:: TASK DETAILS ::
Return the listing word for word, as given.

:: DATASET EXTRACT ::
★ ★ ★ ★ ★ ★ ★

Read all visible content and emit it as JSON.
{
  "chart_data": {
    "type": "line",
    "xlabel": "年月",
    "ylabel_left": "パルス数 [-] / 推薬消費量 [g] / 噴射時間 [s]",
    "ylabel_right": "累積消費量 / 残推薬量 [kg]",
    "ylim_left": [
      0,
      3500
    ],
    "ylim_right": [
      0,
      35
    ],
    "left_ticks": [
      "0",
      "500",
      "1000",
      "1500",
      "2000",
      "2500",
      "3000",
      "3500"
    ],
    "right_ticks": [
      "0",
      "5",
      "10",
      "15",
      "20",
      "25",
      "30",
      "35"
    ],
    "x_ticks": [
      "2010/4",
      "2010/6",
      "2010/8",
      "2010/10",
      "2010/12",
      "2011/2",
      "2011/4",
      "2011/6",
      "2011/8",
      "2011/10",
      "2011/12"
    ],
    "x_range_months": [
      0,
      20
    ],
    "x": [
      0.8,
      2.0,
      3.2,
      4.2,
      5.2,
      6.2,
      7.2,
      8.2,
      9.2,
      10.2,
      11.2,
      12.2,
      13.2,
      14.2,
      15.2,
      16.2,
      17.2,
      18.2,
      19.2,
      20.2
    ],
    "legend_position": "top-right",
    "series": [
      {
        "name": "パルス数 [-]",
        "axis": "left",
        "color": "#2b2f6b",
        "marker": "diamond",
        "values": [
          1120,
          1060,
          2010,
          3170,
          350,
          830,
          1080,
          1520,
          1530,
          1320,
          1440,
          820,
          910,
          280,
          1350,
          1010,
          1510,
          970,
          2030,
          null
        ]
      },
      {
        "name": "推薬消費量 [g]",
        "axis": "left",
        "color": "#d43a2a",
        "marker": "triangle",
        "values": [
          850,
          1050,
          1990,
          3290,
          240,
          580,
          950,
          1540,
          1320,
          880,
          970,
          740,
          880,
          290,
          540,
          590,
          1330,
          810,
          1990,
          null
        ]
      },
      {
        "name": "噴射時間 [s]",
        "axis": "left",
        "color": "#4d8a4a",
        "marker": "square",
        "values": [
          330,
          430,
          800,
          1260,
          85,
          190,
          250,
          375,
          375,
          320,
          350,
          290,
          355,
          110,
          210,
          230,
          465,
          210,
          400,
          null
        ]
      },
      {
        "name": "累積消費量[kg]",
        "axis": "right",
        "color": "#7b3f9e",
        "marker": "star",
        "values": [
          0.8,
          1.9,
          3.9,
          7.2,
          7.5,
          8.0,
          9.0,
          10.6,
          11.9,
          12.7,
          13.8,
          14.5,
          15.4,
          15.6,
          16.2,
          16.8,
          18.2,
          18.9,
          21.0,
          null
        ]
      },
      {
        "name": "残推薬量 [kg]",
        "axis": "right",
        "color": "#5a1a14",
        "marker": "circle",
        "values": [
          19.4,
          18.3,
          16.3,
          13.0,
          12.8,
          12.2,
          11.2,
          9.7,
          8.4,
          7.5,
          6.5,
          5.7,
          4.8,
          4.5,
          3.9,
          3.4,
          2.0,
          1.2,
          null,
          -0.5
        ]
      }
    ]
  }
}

★ ★ ★ ★ ★ ★ ★

:: SOLUTION FOR THIS TASK ::
Read all visible content and emit it as JSON.
{
  "chart_data": {
    "type": "line",
    "xlabel": "年月",
    "ylabel_left": "パルス数 [-] / 推薬消費量 [g] / 噴射時間 [s]",
    "ylabel_right": "累積消費量 / 残推薬量 [kg]",
    "ylim_left": [
      0,
      3500
    ],
    "ylim_right": [
      0,
      35
    ],
    "left_ticks": [
      "0",
      "500",
      "1000",
      "1500",
      "2000",
      "2500",
      "3000",
      "3500"
    ],
    "right_ticks": [
      "0",
      "5",
      "10",
      "15",
      "20",
      "25",
      "30",
      "35"
    ],
    "x_ticks": [
      "2010/4",
      "2010/6",
      "2010/8",
      "2010/10",
      "2010/12",
      "2011/2",
      "2011/4",
      "2011/6",
      "2011/8",
      "2011/10",
      "2011/12"
    ],
    "x_range_months": [
      0,
      20
    ],
    "x": [
      0.8,
      2.0,
      3.2,
      4.2,
      5.2,
      6.2,
      7.2,
      8.2,
      9.2,
      10.2,
      11.2,
      12.2,
      13.2,
      14.2,
      15.2,
      16.2,
      17.2,
      18.2,
      19.2,
      20.2
    ],
    "legend_position": "top-right",
    "series": [
      {
        "name": "パルス数 [-]",
        "axis": "left",
        "color": "#2b2f6b",
        "marker": "diamond",
        "values": [
          1120,
          1060,
          2010,
          3170,
          350,
          830,
          1080,
          1520,
          1530,
          1320,
          1440,
          820,
          910,
          280,
          1350,
          1010,
          1510,
          970,
          2030,
          null
        ]
      },
      {
        "name": "推薬消費量 [g]",
        "axis": "left",
        "color": "#d43a2a",
        "marker": "triangle",
        "values": [
          850,
          1050,
          1990,
          3290,
          240,
          580,
          950,
          1540,
          1320,
          880,
          970,
          740,
          880,
          290,
          540,
          590,
          1330,
          810,
          1990,
          null
        ]
      },
      {
        "name": "噴射時間 [s]",
        "axis": "left",
        "color": "#4d8a4a",
        "marker": "square",
        "values": [
          330,
          430,
          800,
          1260,
          85,
          190,
          250,
          375,
          375,
          320,
          350,
          290,
          355,
          110,
          210,
          230,
          465,
          210,
          400,
          null
        ]
      },
      {
        "name": "累積消費量[kg]",
        "axis": "right",
        "color": "#7b3f9e",
        "marker": "star",
        "values": [
          0.8,
          1.9,
          3.9,
          7.2,
          7.5,
          8.0,
          9.0,
          10.6,
          11.9,
          12.7,
          13.8,
          14.5,
          15.4,
          15.6,
          16.2,
          16.8,
          18.2,
          18.9,
          21.0,
          null
        ]
      },
      {
        "name": "残推薬量 [kg]",
        "axis": "right",
        "color": "#5a1a14",
        "marker": "circle",
        "values": [
          19.4,
          18.3,
          16.3,
          13.0,
          12.8,
          12.2,
          11.2,
          9.7,
          8.4,
          7.5,
          6.5,
          5.7,
          4.8,
          4.5,
          3.9,
          3.4,
          2.0,
          1.2,
          null,
          -0.5
        ]
      }
    ]
  }
}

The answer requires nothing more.